**OBJECTIVE:** Within the records below, find each line that holds the string "JSON", then copy it.

**DATA SUPPLIED:**
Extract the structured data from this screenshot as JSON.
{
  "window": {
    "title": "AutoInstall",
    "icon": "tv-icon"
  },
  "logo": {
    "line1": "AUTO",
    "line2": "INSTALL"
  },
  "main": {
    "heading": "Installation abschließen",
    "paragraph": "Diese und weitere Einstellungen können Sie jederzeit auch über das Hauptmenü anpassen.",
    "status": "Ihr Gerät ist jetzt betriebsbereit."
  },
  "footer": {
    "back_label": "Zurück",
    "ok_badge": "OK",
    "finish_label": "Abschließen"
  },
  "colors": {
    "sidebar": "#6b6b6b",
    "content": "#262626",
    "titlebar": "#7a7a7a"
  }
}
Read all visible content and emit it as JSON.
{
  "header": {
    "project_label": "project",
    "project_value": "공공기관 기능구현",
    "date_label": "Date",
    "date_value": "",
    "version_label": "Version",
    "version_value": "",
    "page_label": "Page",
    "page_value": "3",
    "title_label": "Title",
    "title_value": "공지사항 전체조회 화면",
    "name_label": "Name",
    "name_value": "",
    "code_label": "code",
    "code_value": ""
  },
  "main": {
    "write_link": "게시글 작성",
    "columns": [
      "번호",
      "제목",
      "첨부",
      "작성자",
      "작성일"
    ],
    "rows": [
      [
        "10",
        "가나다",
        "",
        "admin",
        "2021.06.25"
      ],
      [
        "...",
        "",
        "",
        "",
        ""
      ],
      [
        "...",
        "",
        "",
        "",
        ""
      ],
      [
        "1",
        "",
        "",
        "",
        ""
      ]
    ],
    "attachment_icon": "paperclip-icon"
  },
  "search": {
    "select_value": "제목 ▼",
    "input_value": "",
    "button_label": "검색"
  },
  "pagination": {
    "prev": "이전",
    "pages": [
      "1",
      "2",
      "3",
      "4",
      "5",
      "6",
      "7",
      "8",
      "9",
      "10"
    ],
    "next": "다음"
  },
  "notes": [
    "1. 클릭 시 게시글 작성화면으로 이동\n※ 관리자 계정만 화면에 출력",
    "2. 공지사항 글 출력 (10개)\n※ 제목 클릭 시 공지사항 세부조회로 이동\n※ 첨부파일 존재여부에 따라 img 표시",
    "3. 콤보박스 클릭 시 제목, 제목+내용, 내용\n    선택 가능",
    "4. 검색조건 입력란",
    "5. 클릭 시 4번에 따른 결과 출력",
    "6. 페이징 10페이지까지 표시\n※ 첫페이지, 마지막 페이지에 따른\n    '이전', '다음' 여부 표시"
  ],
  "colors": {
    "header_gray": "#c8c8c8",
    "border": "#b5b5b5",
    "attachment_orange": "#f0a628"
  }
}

**WRITTEN SOLUTION:**
Extract the structured data from this screenshot as JSON.
Read all visible content and emit it as JSON.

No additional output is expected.